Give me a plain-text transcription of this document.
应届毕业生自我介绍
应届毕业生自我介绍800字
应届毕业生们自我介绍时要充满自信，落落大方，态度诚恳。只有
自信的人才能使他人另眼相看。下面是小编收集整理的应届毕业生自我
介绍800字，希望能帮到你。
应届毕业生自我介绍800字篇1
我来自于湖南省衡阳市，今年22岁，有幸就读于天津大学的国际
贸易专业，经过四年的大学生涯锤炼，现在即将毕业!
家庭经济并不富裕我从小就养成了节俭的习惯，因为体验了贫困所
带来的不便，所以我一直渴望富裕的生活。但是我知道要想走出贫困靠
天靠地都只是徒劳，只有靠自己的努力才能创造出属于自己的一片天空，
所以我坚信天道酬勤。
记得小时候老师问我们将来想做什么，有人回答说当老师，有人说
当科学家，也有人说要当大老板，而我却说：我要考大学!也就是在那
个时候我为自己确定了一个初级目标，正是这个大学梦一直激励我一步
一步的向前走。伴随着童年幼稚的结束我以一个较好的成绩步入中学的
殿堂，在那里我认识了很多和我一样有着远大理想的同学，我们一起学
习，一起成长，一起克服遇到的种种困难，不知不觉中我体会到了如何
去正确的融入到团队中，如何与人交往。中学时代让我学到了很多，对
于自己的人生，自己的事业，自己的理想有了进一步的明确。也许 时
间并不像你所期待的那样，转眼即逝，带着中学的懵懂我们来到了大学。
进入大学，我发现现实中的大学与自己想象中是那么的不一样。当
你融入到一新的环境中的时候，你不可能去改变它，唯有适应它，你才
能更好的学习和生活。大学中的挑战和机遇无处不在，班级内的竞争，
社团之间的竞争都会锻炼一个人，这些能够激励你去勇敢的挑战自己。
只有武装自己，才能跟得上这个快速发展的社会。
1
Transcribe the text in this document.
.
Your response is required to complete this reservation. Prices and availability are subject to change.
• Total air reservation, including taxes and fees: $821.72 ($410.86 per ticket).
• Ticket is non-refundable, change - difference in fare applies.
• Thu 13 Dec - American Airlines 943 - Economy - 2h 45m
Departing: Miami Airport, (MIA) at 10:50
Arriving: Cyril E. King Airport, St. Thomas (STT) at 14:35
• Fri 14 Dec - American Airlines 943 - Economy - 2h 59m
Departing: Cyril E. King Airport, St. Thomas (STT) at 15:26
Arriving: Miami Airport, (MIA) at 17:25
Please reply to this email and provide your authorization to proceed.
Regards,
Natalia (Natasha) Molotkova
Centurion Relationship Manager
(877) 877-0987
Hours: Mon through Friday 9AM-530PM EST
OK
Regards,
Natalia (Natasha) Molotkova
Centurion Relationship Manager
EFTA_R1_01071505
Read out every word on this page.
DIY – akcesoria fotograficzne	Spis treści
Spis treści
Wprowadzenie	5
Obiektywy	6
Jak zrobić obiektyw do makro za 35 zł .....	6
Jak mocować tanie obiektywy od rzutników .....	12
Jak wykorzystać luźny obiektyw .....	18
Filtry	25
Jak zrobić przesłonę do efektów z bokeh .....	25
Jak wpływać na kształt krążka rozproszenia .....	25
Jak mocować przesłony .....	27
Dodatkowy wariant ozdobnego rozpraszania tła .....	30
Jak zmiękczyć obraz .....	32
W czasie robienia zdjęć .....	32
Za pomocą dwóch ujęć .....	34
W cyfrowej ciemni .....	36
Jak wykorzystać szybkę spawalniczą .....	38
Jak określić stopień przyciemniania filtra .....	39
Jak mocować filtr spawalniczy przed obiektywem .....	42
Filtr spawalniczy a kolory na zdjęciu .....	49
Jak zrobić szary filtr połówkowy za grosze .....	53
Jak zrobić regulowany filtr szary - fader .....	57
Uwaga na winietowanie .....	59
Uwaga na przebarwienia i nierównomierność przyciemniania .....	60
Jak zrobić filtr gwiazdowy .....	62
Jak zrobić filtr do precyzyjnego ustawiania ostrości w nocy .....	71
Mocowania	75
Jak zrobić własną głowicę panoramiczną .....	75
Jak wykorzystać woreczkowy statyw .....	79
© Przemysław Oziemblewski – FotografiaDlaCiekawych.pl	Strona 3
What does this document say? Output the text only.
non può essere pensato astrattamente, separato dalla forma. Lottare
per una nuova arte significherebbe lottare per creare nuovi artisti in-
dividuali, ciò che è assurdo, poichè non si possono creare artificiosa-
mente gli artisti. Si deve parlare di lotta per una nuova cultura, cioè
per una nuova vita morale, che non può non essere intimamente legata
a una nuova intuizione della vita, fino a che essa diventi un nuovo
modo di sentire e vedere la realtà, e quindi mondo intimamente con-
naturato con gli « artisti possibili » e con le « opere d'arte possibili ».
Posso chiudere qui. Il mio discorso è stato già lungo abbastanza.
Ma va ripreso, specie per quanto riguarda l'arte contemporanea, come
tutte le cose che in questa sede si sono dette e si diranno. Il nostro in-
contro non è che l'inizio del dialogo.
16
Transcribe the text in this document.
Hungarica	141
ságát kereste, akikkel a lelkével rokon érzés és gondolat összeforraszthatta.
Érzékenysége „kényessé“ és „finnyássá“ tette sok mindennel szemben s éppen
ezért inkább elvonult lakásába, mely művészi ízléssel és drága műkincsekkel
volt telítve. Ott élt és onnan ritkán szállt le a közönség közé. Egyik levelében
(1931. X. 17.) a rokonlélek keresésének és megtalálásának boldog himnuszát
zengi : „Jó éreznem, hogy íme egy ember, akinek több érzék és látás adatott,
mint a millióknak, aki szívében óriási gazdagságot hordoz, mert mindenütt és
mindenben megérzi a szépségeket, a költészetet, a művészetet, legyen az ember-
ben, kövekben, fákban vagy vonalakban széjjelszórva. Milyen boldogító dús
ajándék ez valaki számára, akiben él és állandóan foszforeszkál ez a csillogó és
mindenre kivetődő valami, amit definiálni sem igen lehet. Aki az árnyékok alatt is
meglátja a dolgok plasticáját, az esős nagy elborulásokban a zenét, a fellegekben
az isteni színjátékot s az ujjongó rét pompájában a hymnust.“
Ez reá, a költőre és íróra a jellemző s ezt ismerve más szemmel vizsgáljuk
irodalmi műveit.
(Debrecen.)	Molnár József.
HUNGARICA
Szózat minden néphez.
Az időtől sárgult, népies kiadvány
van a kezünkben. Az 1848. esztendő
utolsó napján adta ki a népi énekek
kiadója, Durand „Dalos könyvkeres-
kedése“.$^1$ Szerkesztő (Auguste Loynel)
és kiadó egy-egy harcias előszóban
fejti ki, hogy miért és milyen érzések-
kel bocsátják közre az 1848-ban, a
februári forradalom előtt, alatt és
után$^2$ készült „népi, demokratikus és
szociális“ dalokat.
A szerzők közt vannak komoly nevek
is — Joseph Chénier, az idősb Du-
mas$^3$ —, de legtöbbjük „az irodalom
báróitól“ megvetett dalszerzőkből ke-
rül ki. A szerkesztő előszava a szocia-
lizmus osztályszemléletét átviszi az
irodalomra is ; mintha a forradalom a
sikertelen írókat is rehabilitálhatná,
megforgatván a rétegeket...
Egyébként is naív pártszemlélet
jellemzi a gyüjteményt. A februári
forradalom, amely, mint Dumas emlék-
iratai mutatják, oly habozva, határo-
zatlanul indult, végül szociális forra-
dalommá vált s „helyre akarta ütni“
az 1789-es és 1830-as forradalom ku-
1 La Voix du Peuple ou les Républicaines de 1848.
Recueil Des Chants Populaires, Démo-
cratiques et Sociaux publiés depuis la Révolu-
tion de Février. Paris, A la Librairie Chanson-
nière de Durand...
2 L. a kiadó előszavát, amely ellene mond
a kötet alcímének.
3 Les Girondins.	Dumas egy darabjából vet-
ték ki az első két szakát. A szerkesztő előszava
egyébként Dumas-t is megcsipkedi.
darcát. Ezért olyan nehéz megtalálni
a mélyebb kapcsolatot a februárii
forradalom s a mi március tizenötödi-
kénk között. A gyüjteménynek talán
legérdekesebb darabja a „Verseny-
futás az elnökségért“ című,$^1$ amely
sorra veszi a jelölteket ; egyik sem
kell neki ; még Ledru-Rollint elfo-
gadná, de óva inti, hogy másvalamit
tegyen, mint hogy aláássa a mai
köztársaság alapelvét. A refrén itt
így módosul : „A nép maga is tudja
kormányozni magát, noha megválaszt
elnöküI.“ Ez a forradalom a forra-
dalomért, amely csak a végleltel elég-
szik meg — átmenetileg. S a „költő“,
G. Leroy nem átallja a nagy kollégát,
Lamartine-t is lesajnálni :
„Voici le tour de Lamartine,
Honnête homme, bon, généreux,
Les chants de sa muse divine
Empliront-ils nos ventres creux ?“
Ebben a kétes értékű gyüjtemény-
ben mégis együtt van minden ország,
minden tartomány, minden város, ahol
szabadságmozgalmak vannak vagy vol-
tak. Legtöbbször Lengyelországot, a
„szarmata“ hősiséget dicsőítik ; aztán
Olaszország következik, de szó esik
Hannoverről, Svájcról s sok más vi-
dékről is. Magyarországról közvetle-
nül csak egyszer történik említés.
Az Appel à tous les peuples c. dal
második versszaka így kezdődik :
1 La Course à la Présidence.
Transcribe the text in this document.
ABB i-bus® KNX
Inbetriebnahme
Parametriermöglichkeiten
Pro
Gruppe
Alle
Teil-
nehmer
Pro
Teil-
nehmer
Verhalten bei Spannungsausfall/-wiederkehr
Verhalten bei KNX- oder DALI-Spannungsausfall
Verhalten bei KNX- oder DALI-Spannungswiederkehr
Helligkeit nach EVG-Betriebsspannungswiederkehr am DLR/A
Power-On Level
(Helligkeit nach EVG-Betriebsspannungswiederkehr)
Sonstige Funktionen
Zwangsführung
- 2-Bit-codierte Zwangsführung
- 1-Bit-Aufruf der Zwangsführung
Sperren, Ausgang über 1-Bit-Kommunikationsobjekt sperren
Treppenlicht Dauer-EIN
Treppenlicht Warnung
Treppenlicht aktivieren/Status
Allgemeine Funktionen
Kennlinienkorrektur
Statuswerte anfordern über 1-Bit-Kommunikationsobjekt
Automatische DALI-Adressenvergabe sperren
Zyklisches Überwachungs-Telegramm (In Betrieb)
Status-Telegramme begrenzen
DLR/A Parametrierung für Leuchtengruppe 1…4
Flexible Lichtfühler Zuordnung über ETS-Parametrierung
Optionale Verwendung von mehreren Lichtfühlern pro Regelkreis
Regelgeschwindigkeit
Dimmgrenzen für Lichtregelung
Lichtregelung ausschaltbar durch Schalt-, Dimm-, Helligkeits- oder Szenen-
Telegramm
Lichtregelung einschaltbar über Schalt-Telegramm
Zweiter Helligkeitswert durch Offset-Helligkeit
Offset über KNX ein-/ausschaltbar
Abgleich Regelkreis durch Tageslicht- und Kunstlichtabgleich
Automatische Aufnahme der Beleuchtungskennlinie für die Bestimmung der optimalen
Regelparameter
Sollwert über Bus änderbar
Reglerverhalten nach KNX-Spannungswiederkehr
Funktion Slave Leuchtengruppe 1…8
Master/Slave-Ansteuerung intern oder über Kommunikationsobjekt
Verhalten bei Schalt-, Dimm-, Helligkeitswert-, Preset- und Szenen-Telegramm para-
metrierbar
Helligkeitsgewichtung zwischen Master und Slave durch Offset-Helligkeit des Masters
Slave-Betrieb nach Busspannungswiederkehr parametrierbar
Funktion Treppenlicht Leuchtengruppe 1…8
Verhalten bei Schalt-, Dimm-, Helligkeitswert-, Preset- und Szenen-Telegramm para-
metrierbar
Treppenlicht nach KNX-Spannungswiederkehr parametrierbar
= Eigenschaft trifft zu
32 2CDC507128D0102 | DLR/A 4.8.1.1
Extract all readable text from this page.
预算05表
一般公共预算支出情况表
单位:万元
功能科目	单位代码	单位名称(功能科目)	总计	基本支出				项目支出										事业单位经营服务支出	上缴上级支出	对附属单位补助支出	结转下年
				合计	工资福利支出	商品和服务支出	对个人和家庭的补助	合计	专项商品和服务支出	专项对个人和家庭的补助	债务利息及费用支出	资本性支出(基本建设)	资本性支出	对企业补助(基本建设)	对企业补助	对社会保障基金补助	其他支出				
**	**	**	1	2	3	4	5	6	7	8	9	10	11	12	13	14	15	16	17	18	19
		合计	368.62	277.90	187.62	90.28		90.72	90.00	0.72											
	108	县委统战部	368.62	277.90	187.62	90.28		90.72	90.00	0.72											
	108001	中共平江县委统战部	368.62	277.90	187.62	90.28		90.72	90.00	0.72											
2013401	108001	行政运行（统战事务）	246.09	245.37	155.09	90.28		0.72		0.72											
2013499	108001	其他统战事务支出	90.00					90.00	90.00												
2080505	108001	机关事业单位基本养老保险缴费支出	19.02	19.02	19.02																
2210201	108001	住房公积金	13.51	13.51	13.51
========
• **TO BE DONE**:
In the records above, find the lines containing "Regelkreis" and copy them.

• **ANSWER TO THE PROBLEM**:
Optionale Verwendung von mehreren Lichtfühlern pro Regelkreis
Abgleich Regelkreis durch Tageslicht- und Kunstlichtabgleich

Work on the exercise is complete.